[Data excerpts]
■ ■ ■ ■ ■

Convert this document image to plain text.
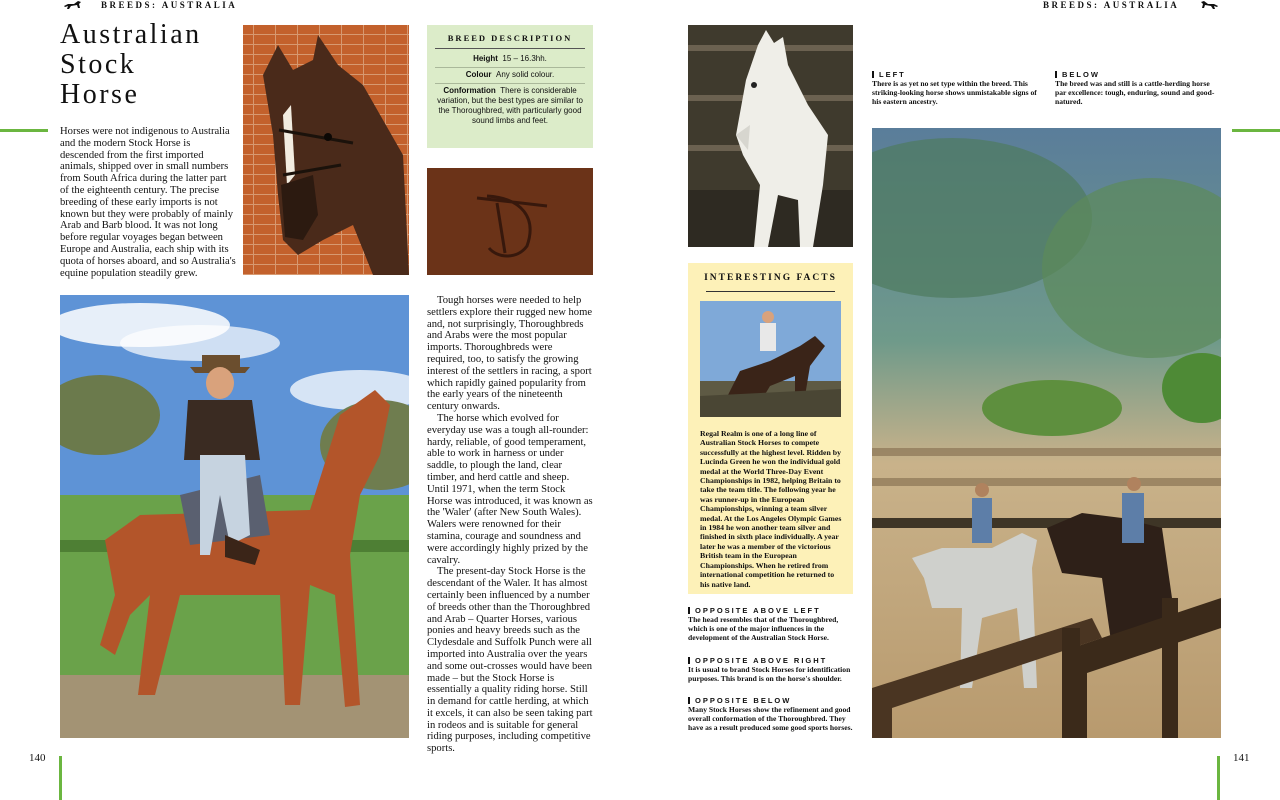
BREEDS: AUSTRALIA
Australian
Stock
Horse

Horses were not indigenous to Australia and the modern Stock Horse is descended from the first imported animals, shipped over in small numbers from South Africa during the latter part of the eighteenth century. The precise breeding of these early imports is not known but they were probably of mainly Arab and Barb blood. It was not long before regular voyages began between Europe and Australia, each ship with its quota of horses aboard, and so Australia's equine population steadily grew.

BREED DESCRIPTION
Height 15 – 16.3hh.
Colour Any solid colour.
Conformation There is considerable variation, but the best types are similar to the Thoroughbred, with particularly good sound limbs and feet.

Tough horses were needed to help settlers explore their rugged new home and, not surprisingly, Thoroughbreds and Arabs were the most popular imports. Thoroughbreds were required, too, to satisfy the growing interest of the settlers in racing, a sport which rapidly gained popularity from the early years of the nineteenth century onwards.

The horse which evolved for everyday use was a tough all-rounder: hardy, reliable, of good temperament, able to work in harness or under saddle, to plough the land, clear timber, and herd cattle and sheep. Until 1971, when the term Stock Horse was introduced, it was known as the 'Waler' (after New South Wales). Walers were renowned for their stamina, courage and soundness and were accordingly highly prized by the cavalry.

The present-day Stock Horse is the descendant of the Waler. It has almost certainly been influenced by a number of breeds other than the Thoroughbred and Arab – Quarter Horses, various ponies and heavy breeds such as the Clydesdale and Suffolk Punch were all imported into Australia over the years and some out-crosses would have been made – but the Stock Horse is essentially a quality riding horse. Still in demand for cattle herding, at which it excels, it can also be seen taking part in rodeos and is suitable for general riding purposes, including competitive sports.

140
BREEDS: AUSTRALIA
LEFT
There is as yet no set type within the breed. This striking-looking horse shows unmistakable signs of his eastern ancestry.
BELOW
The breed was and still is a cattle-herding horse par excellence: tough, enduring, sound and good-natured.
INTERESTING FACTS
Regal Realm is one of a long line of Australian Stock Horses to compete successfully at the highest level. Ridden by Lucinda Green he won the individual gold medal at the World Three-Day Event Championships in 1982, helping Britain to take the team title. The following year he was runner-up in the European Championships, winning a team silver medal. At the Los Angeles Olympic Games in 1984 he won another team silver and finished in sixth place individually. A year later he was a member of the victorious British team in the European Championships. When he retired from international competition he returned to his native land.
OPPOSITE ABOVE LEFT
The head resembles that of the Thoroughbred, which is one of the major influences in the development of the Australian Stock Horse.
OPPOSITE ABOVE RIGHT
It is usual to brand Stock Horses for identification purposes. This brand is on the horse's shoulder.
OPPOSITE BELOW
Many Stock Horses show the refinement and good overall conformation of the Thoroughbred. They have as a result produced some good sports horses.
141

■ ■ ■ ■ ■

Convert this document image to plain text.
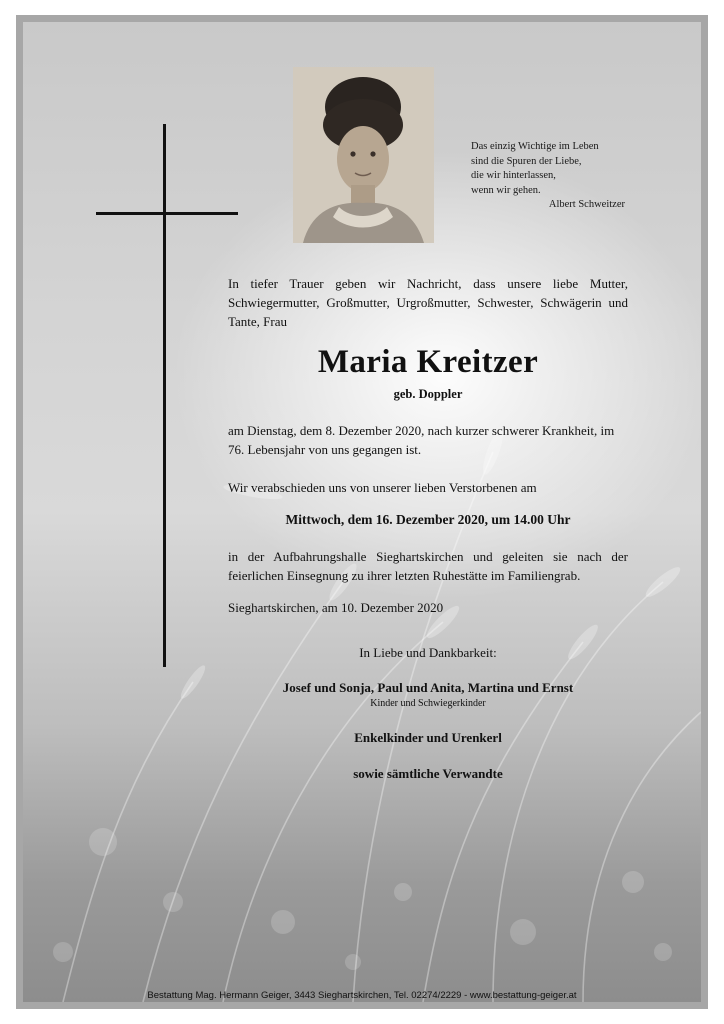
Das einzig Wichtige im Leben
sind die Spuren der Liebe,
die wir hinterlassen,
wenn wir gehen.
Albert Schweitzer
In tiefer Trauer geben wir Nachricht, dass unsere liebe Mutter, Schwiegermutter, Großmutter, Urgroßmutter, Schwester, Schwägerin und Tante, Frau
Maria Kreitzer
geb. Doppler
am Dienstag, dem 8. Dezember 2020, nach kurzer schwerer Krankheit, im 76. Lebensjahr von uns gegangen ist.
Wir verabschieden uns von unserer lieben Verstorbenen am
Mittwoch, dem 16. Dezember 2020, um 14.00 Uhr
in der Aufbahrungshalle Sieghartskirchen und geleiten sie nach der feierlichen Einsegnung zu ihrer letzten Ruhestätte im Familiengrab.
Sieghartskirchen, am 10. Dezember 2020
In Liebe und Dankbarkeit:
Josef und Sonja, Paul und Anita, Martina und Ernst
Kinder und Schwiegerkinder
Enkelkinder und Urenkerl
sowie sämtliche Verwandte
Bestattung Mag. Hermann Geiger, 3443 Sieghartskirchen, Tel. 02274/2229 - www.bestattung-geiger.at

■ ■ ■ ■ ■

WRITTEN EXERCISE:
Find all lines holding the string "century" and copy them.

FULL OUTPUT:
Horses were not indigenous to Australia and the modern Stock Horse is descended from the first imported animals, shipped over in small numbers from South Africa during the latter part of the eighteenth century. The precise breeding of these early imports is not known but they were probably of mainly Arab and Barb blood. It was not long before regular voyages began between Europe and Australia, each ship with its quota of horses aboard, and so Australia's equine population steadily grew.
Tough horses were needed to help settlers explore their rugged new home and, not surprisingly, Thoroughbreds and Arabs were the most popular imports. Thoroughbreds were required, too, to satisfy the growing interest of the settlers in racing, a sport which rapidly gained popularity from the early years of the nineteenth century onwards.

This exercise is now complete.